PROBLEM STATEMENT: Pictures do not belong in your copy. Repeat all the other data exactly.

(Records from a dataset)
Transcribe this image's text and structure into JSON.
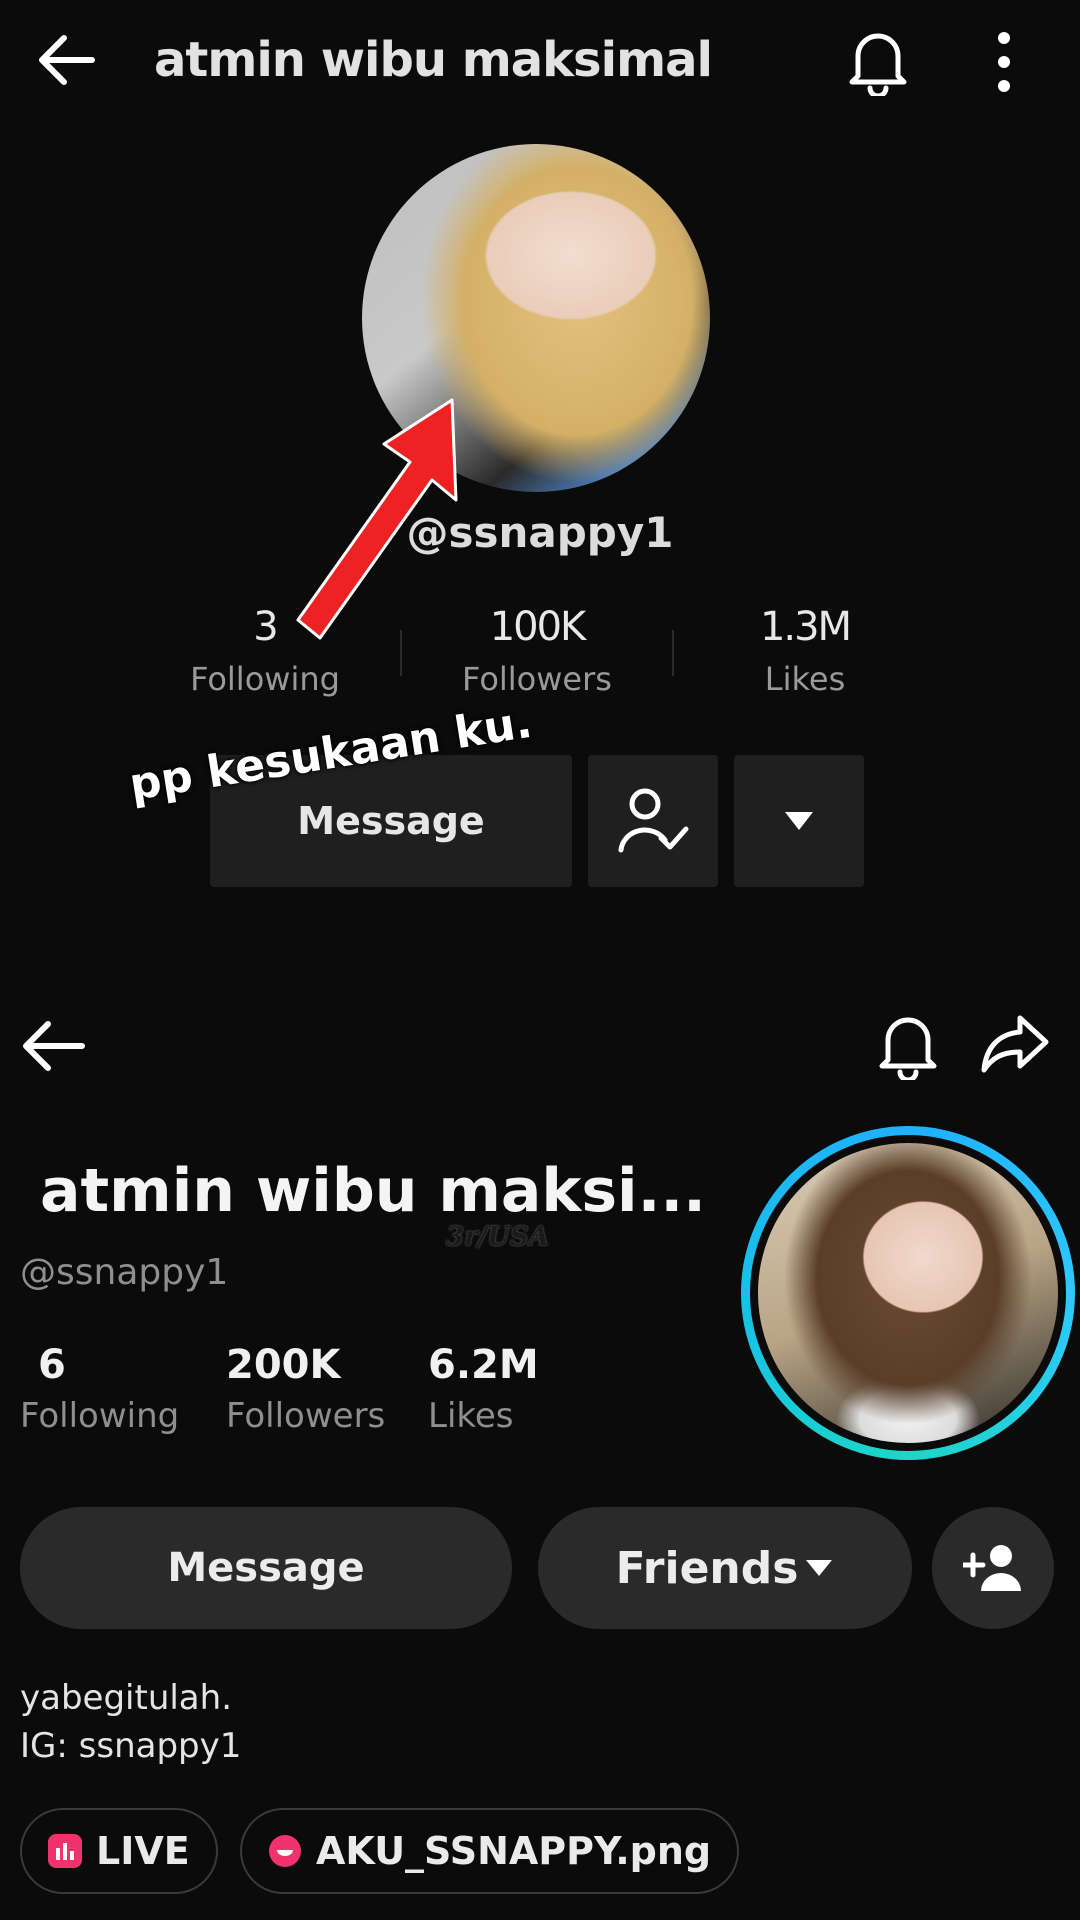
{
  "top_profile": {
    "title": "atmin wibu maksimal",
    "handle": "@ssnappy1",
    "stats": [
      {
        "value": "3",
        "label": "Following"
      },
      {
        "value": "100K",
        "label": "Followers"
      },
      {
        "value": "1.3M",
        "label": "Likes"
      }
    ],
    "message_label": "Message",
    "icons": [
      "back-arrow-icon",
      "bell-icon",
      "more-vertical-icon",
      "person-check-icon",
      "caret-down-icon"
    ]
  },
  "annotation": {
    "caption": "pp kesukaan ku.",
    "arrow_color": "#ee2222"
  },
  "bottom_profile": {
    "title": "atmin wibu maksi...",
    "watermark": "3r/USA",
    "handle": "@ssnappy1",
    "stats": [
      {
        "value": "6",
        "label": "Following"
      },
      {
        "value": "200K",
        "label": "Followers"
      },
      {
        "value": "6.2M",
        "label": "Likes"
      }
    ],
    "message_label": "Message",
    "friends_label": "Friends",
    "bio": [
      "yabegitulah.",
      "IG: ssnappy1"
    ],
    "chips": [
      {
        "label": "LIVE",
        "icon": "live-chart-icon"
      },
      {
        "label": "AKU_SSNAPPY.png",
        "icon": "bubble-icon"
      }
    ],
    "story_ring_colors": [
      "#1fb0ff",
      "#1dd6c6"
    ],
    "icons": [
      "back-arrow-icon",
      "bell-icon",
      "share-icon",
      "add-friend-icon"
    ]
  }
}
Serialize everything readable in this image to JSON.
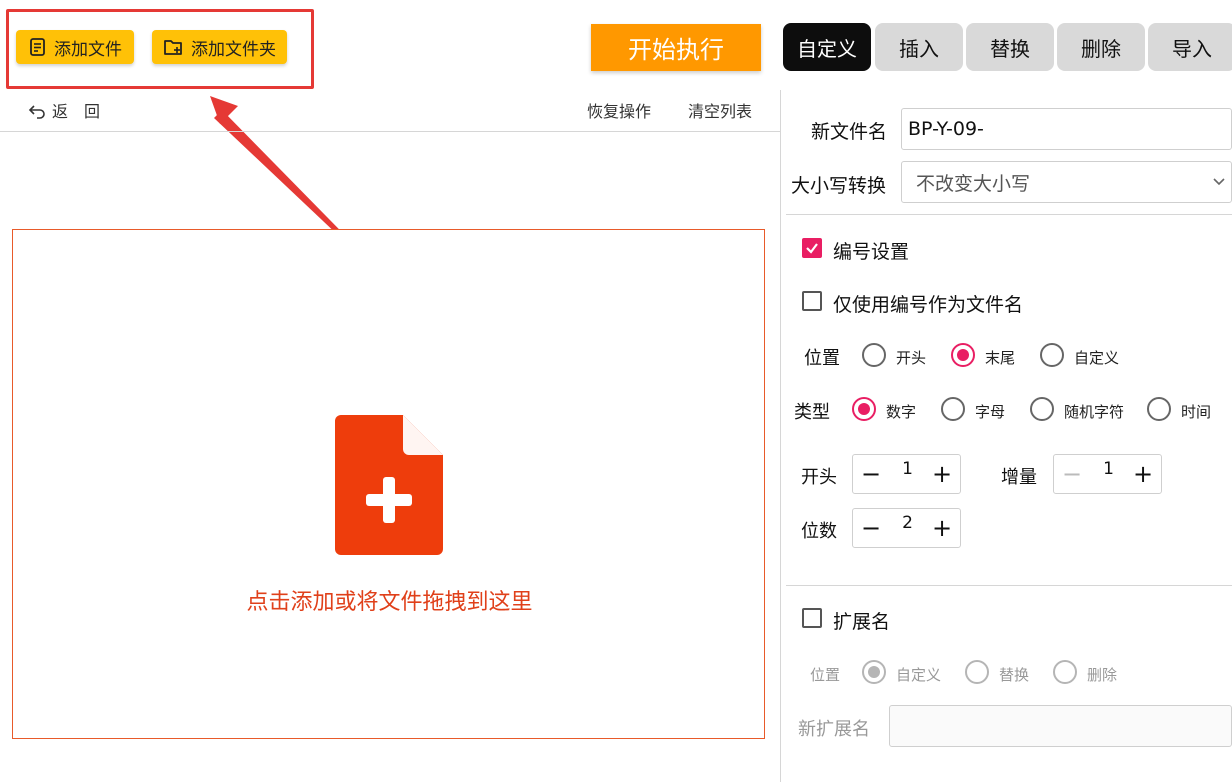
{
  "toolbar": {
    "add_file_label": "添加文件",
    "add_folder_label": "添加文件夹",
    "run_label": "开始执行"
  },
  "tabs": [
    {
      "label": "自定义",
      "active": true
    },
    {
      "label": "插入",
      "active": false
    },
    {
      "label": "替换",
      "active": false
    },
    {
      "label": "删除",
      "active": false
    },
    {
      "label": "导入",
      "active": false
    }
  ],
  "subbar": {
    "back_label": "返　回",
    "restore_label": "恢复操作",
    "clear_label": "清空列表"
  },
  "dropzone": {
    "text": "点击添加或将文件拖拽到这里"
  },
  "panel": {
    "new_name_label": "新文件名",
    "new_name_value": "BP-Y-09-",
    "case_label": "大小写转换",
    "case_value": "不改变大小写",
    "numbering": {
      "label": "编号设置",
      "checked": true,
      "only_number_label": "仅使用编号作为文件名",
      "only_number_checked": false,
      "position_label": "位置",
      "position_options": [
        "开头",
        "末尾",
        "自定义"
      ],
      "position_selected": "末尾",
      "type_label": "类型",
      "type_options": [
        "数字",
        "字母",
        "随机字符",
        "时间"
      ],
      "type_selected": "数字",
      "start_label": "开头",
      "start_value": "1",
      "increment_label": "增量",
      "increment_value": "1",
      "digits_label": "位数",
      "digits_value": "2"
    },
    "extension": {
      "label": "扩展名",
      "checked": false,
      "position_label": "位置",
      "options": [
        "自定义",
        "替换",
        "删除"
      ],
      "selected": "自定义",
      "new_ext_label": "新扩展名",
      "new_ext_value": ""
    }
  },
  "colors": {
    "accent_yellow": "#ffc107",
    "run_orange": "#ff9800",
    "annotation_red": "#e53935",
    "drop_red": "#e0401a",
    "check_pink": "#e91e63"
  }
}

TASK OUTPUT:
Transcribe this image's text and structure into JSON.
{
  "top_profile": {
    "title": "atmin wibu maksimal",
    "handle": "@ssnappy1",
    "stats": [
      {
        "value": "3",
        "label": "Following"
      },
      {
        "value": "100K",
        "label": "Followers"
      },
      {
        "value": "1.3M",
        "label": "Likes"
      }
    ],
    "message_label": "Message",
    "icons": [
      "back-arrow-icon",
      "bell-icon",
      "more-vertical-icon",
      "person-check-icon",
      "caret-down-icon"
    ]
  },
  "annotation": {
    "caption": "pp kesukaan ku.",
    "arrow_color": "#ee2222"
  },
  "bottom_profile": {
    "title": "atmin wibu maksi...",
    "watermark": "3r/USA",
    "handle": "@ssnappy1",
    "stats": [
      {
        "value": "6",
        "label": "Following"
      },
      {
        "value": "200K",
        "label": "Followers"
      },
      {
        "value": "6.2M",
        "label": "Likes"
      }
    ],
    "message_label": "Message",
    "friends_label": "Friends",
    "bio": [
      "yabegitulah.",
      "IG: ssnappy1"
    ],
    "chips": [
      {
        "label": "LIVE",
        "icon": "live-chart-icon"
      },
      {
        "label": "AKU_SSNAPPY.png",
        "icon": "bubble-icon"
      }
    ],
    "story_ring_colors": [
      "#1fb0ff",
      "#1dd6c6"
    ],
    "icons": [
      "back-arrow-icon",
      "bell-icon",
      "share-icon",
      "add-friend-icon"
    ]
  }
}
Serialize everything readable in this image to JSON.
{
  "toolbar": {
    "add_file_label": "添加文件",
    "add_folder_label": "添加文件夹",
    "run_label": "开始执行"
  },
  "tabs": [
    {
      "label": "自定义",
      "active": true
    },
    {
      "label": "插入",
      "active": false
    },
    {
      "label": "替换",
      "active": false
    },
    {
      "label": "删除",
      "active": false
    },
    {
      "label": "导入",
      "active": false
    }
  ],
  "subbar": {
    "back_label": "返　回",
    "restore_label": "恢复操作",
    "clear_label": "清空列表"
  },
  "dropzone": {
    "text": "点击添加或将文件拖拽到这里"
  },
  "panel": {
    "new_name_label": "新文件名",
    "new_name_value": "BP-Y-09-",
    "case_label": "大小写转换",
    "case_value": "不改变大小写",
    "numbering": {
      "label": "编号设置",
      "checked": true,
      "only_number_label": "仅使用编号作为文件名",
      "only_number_checked": false,
      "position_label": "位置",
      "position_options": [
        "开头",
        "末尾",
        "自定义"
      ],
      "position_selected": "末尾",
      "type_label": "类型",
      "type_options": [
        "数字",
        "字母",
        "随机字符",
        "时间"
      ],
      "type_selected": "数字",
      "start_label": "开头",
      "start_value": "1",
      "increment_label": "增量",
      "increment_value": "1",
      "digits_label": "位数",
      "digits_value": "2"
    },
    "extension": {
      "label": "扩展名",
      "checked": false,
      "position_label": "位置",
      "options": [
        "自定义",
        "替换",
        "删除"
      ],
      "selected": "自定义",
      "new_ext_label": "新扩展名",
      "new_ext_value": ""
    }
  },
  "colors": {
    "accent_yellow": "#ffc107",
    "run_orange": "#ff9800",
    "annotation_red": "#e53935",
    "drop_red": "#e0401a",
    "check_pink": "#e91e63"
  }
}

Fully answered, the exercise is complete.